## start
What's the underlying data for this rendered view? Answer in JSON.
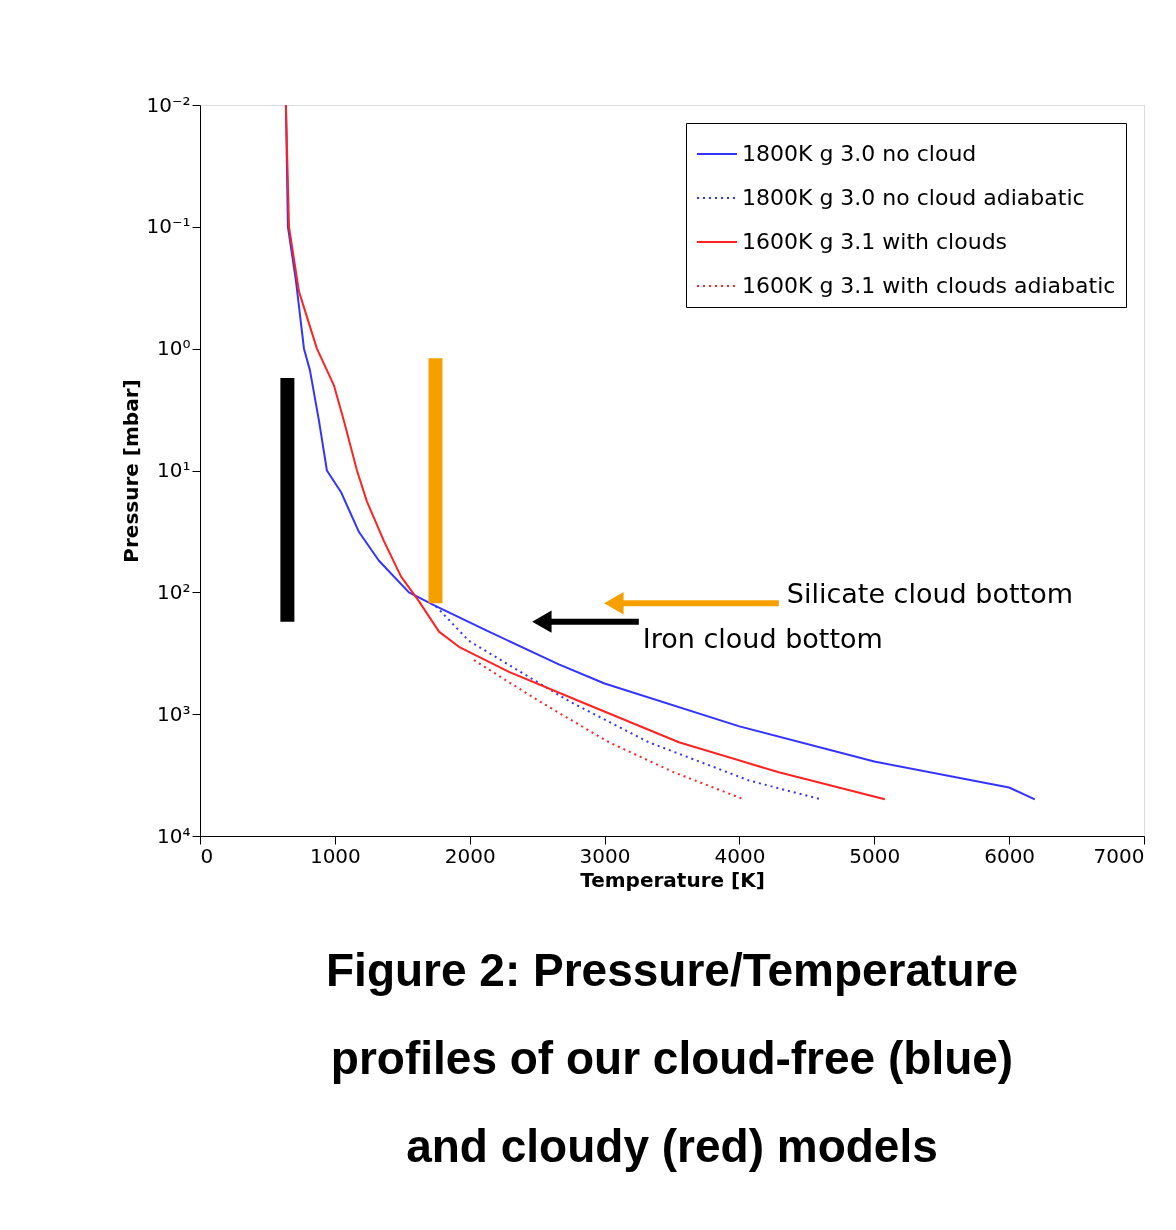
{
  "chart_data": {
    "type": "line",
    "title": "Figure 2: Pressure/Temperature profiles of our cloud-free (blue) and cloudy (red) models",
    "xlabel": "Temperature [K]",
    "ylabel": "Pressure [mbar]",
    "xlim": [
      0,
      7000
    ],
    "xticks": [
      0,
      1000,
      2000,
      3000,
      4000,
      5000,
      6000,
      7000
    ],
    "ylim": [
      10000,
      0.01
    ],
    "yticks": [
      {
        "value": 0.01,
        "label": "10⁻²"
      },
      {
        "value": 0.1,
        "label": "10⁻¹"
      },
      {
        "value": 1,
        "label": "10⁰"
      },
      {
        "value": 10,
        "label": "10¹"
      },
      {
        "value": 100,
        "label": "10²"
      },
      {
        "value": 1000,
        "label": "10³"
      },
      {
        "value": 10000,
        "label": "10⁴"
      }
    ],
    "log": "y",
    "grid": false,
    "legend": "top right",
    "series": [
      {
        "name": "1800K g 3.0 no cloud",
        "color": "#3333ff",
        "line_style": "solid",
        "x": [
          637,
          652,
          712,
          771,
          815,
          882,
          941,
          1045,
          1179,
          1327,
          1549,
          1749,
          2142,
          2661,
          3000,
          4000,
          5000,
          6000,
          6190
        ],
        "values": [
          0.01,
          0.1,
          0.28,
          1,
          1.5,
          3.9,
          10,
          15,
          32,
          55,
          100,
          130,
          210,
          390,
          560,
          1260,
          2450,
          4000,
          5000
        ]
      },
      {
        "name": "1800K g 3.0 no cloud adiabatic",
        "color": "#3333ff",
        "line_style": "dotted",
        "x": [
          1749,
          1994,
          2735,
          3328,
          4070,
          4603
        ],
        "values": [
          130,
          250,
          780,
          1700,
          3500,
          5000
        ]
      },
      {
        "name": "1600K g 3.1 with clouds",
        "color": "#ff2222",
        "line_style": "solid",
        "x": [
          637,
          660,
          734,
          867,
          993,
          1067,
          1164,
          1238,
          1364,
          1490,
          1623,
          1772,
          1920,
          2291,
          2810,
          3551,
          4292,
          5078
        ],
        "values": [
          0.01,
          0.1,
          0.34,
          1,
          2,
          3.9,
          10,
          18,
          38,
          74,
          118,
          210,
          280,
          450,
          780,
          1700,
          3000,
          5000
        ]
      },
      {
        "name": "1600K g 3.1 with clouds adiabatic",
        "color": "#ff2222",
        "line_style": "dotted",
        "x": [
          2031,
          2513,
          3032,
          3514,
          4033
        ],
        "values": [
          360,
          780,
          1700,
          3000,
          5000
        ]
      },
      {
        "type": "line",
        "color": "#000000",
        "x": [
          648,
          648
        ],
        "values": [
          1.74,
          174
        ]
      },
      {
        "type": "line",
        "color": "#f5a000",
        "x": [
          1746,
          1746
        ],
        "values": [
          1.2,
          123
        ]
      },
      {
        "type": "line",
        "color": "#f5a000",
        "marker": "triangle",
        "x": [
          3069,
          4292
        ],
        "values": [
          123,
          123
        ]
      },
      {
        "type": "line",
        "color": "#000000",
        "marker": "triangle",
        "x": [
          2535,
          3254
        ],
        "values": [
          174,
          174
        ]
      }
    ],
    "annotations": [
      "Silicate cloud bottom",
      "Iron cloud bottom"
    ]
  }
}
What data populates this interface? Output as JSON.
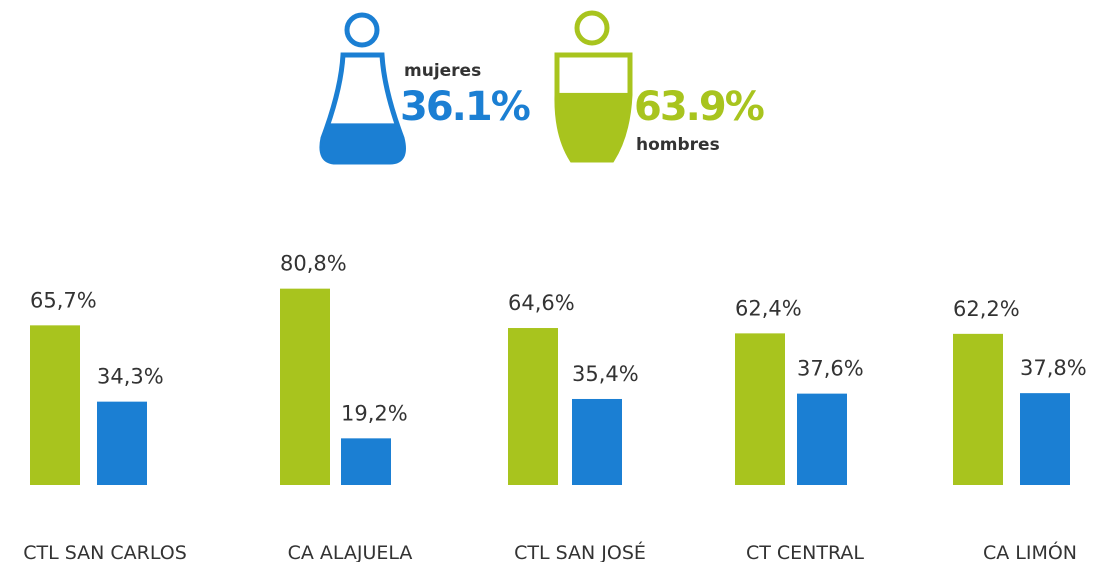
{
  "chart_data": {
    "type": "bar",
    "categories": [
      "CTL SAN CARLOS",
      "CA ALAJUELA",
      "CTL SAN JOSÉ",
      "CT CENTRAL",
      "CA LIMÓN"
    ],
    "series": [
      {
        "name": "hombres",
        "color": "#a8c41e",
        "total": 63.9,
        "total_label": "63.9%",
        "values": [
          65.7,
          80.8,
          64.6,
          62.4,
          62.2
        ],
        "value_labels": [
          "65,7%",
          "80,8%",
          "64,6%",
          "62,4%",
          "62,2%"
        ]
      },
      {
        "name": "mujeres",
        "color": "#1b7fd3",
        "total": 36.1,
        "total_label": "36.1%",
        "values": [
          34.3,
          19.2,
          35.4,
          37.6,
          37.8
        ],
        "value_labels": [
          "34,3%",
          "19,2%",
          "35,4%",
          "37,6%",
          "37,8%"
        ]
      }
    ]
  }
}
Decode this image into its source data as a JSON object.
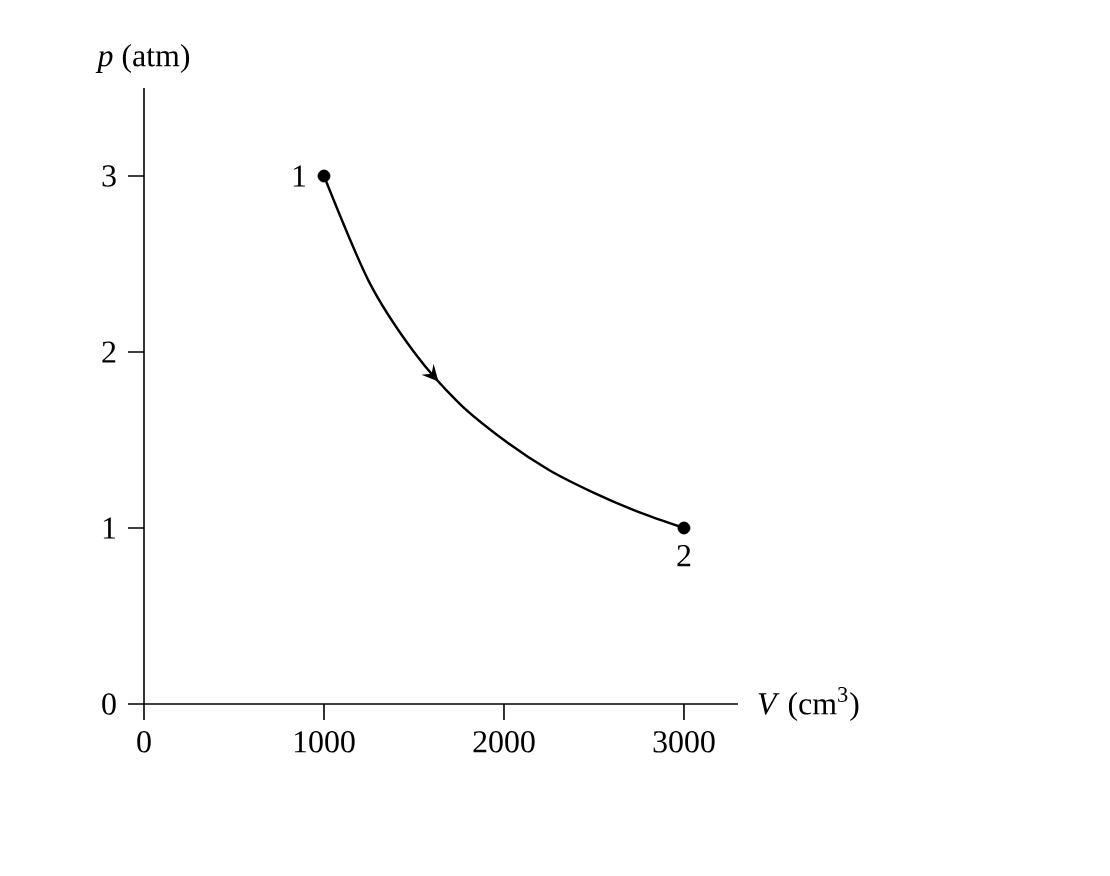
{
  "chart_data": {
    "type": "line",
    "xlabel": "*V* (cm$^{3}$)",
    "ylabel": "*p* (atm)",
    "xlim": [
      0,
      3300
    ],
    "ylim": [
      0,
      3.5
    ],
    "xticks": [
      0,
      1000,
      2000,
      3000
    ],
    "yticks": [
      0,
      1,
      2,
      3
    ],
    "grid": false,
    "line_style": "solid",
    "series": [
      {
        "color": "#000000",
        "marker": "none",
        "x": [
          1000,
          1250,
          1500,
          1750,
          2000,
          2250,
          2500,
          2750,
          3000
        ],
        "values": [
          3,
          2.4,
          2,
          1.71,
          1.5,
          1.33,
          1.2,
          1.09,
          1
        ]
      },
      {
        "type": "scatter",
        "color": "#000000",
        "marker": "circle",
        "x": [
          1000,
          3000
        ],
        "values": [
          3,
          1
        ]
      }
    ],
    "annotations": [
      {
        "text": "1",
        "x": 1000,
        "y": 3
      },
      {
        "text": "2",
        "x": 3000,
        "y": 1
      }
    ]
  }
}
## end
GIVEN REQUEST ::
Give all the lines above again, character for character, without pictures.

OUTPUT FOR THIS EXERCISE ::
What's the underlying data for this rendered view? Answer in JSON.
{
  "chart_data": {
    "type": "line",
    "title": "Figure 2: Pressure/Temperature profiles of our cloud-free (blue) and cloudy (red) models",
    "xlabel": "Temperature [K]",
    "ylabel": "Pressure [mbar]",
    "xlim": [
      0,
      7000
    ],
    "xticks": [
      0,
      1000,
      2000,
      3000,
      4000,
      5000,
      6000,
      7000
    ],
    "ylim": [
      10000,
      0.01
    ],
    "yticks": [
      {
        "value": 0.01,
        "label": "10⁻²"
      },
      {
        "value": 0.1,
        "label": "10⁻¹"
      },
      {
        "value": 1,
        "label": "10⁰"
      },
      {
        "value": 10,
        "label": "10¹"
      },
      {
        "value": 100,
        "label": "10²"
      },
      {
        "value": 1000,
        "label": "10³"
      },
      {
        "value": 10000,
        "label": "10⁴"
      }
    ],
    "log": "y",
    "grid": false,
    "legend": "top right",
    "series": [
      {
        "name": "1800K g 3.0 no cloud",
        "color": "#3333ff",
        "line_style": "solid",
        "x": [
          637,
          652,
          712,
          771,
          815,
          882,
          941,
          1045,
          1179,
          1327,
          1549,
          1749,
          2142,
          2661,
          3000,
          4000,
          5000,
          6000,
          6190
        ],
        "values": [
          0.01,
          0.1,
          0.28,
          1,
          1.5,
          3.9,
          10,
          15,
          32,
          55,
          100,
          130,
          210,
          390,
          560,
          1260,
          2450,
          4000,
          5000
        ]
      },
      {
        "name": "1800K g 3.0 no cloud adiabatic",
        "color": "#3333ff",
        "line_style": "dotted",
        "x": [
          1749,
          1994,
          2735,
          3328,
          4070,
          4603
        ],
        "values": [
          130,
          250,
          780,
          1700,
          3500,
          5000
        ]
      },
      {
        "name": "1600K g 3.1 with clouds",
        "color": "#ff2222",
        "line_style": "solid",
        "x": [
          637,
          660,
          734,
          867,
          993,
          1067,
          1164,
          1238,
          1364,
          1490,
          1623,
          1772,
          1920,
          2291,
          2810,
          3551,
          4292,
          5078
        ],
        "values": [
          0.01,
          0.1,
          0.34,
          1,
          2,
          3.9,
          10,
          18,
          38,
          74,
          118,
          210,
          280,
          450,
          780,
          1700,
          3000,
          5000
        ]
      },
      {
        "name": "1600K g 3.1 with clouds adiabatic",
        "color": "#ff2222",
        "line_style": "dotted",
        "x": [
          2031,
          2513,
          3032,
          3514,
          4033
        ],
        "values": [
          360,
          780,
          1700,
          3000,
          5000
        ]
      },
      {
        "type": "line",
        "color": "#000000",
        "x": [
          648,
          648
        ],
        "values": [
          1.74,
          174
        ]
      },
      {
        "type": "line",
        "color": "#f5a000",
        "x": [
          1746,
          1746
        ],
        "values": [
          1.2,
          123
        ]
      },
      {
        "type": "line",
        "color": "#f5a000",
        "marker": "triangle",
        "x": [
          3069,
          4292
        ],
        "values": [
          123,
          123
        ]
      },
      {
        "type": "line",
        "color": "#000000",
        "marker": "triangle",
        "x": [
          2535,
          3254
        ],
        "values": [
          174,
          174
        ]
      }
    ],
    "annotations": [
      "Silicate cloud bottom",
      "Iron cloud bottom"
    ]
  }
}
What data populates this interface? Output as JSON.
{
  "chart_data": {
    "type": "bar",
    "categories": [
      "CTL SAN CARLOS",
      "CA ALAJUELA",
      "CTL SAN JOSÉ",
      "CT CENTRAL",
      "CA LIMÓN"
    ],
    "series": [
      {
        "name": "hombres",
        "color": "#a8c41e",
        "total": 63.9,
        "total_label": "63.9%",
        "values": [
          65.7,
          80.8,
          64.6,
          62.4,
          62.2
        ],
        "value_labels": [
          "65,7%",
          "80,8%",
          "64,6%",
          "62,4%",
          "62,2%"
        ]
      },
      {
        "name": "mujeres",
        "color": "#1b7fd3",
        "total": 36.1,
        "total_label": "36.1%",
        "values": [
          34.3,
          19.2,
          35.4,
          37.6,
          37.8
        ],
        "value_labels": [
          "34,3%",
          "19,2%",
          "35,4%",
          "37,6%",
          "37,8%"
        ]
      }
    ]
  }
}
Decode this image into its source data as a JSON object.
{
  "chart_data": {
    "type": "line",
    "xlabel": "*V* (cm$^{3}$)",
    "ylabel": "*p* (atm)",
    "xlim": [
      0,
      3300
    ],
    "ylim": [
      0,
      3.5
    ],
    "xticks": [
      0,
      1000,
      2000,
      3000
    ],
    "yticks": [
      0,
      1,
      2,
      3
    ],
    "grid": false,
    "line_style": "solid",
    "series": [
      {
        "color": "#000000",
        "marker": "none",
        "x": [
          1000,
          1250,
          1500,
          1750,
          2000,
          2250,
          2500,
          2750,
          3000
        ],
        "values": [
          3,
          2.4,
          2,
          1.71,
          1.5,
          1.33,
          1.2,
          1.09,
          1
        ]
      },
      {
        "type": "scatter",
        "color": "#000000",
        "marker": "circle",
        "x": [
          1000,
          3000
        ],
        "values": [
          3,
          1
        ]
      }
    ],
    "annotations": [
      {
        "text": "1",
        "x": 1000,
        "y": 3
      },
      {
        "text": "2",
        "x": 3000,
        "y": 1
      }
    ]
  }
}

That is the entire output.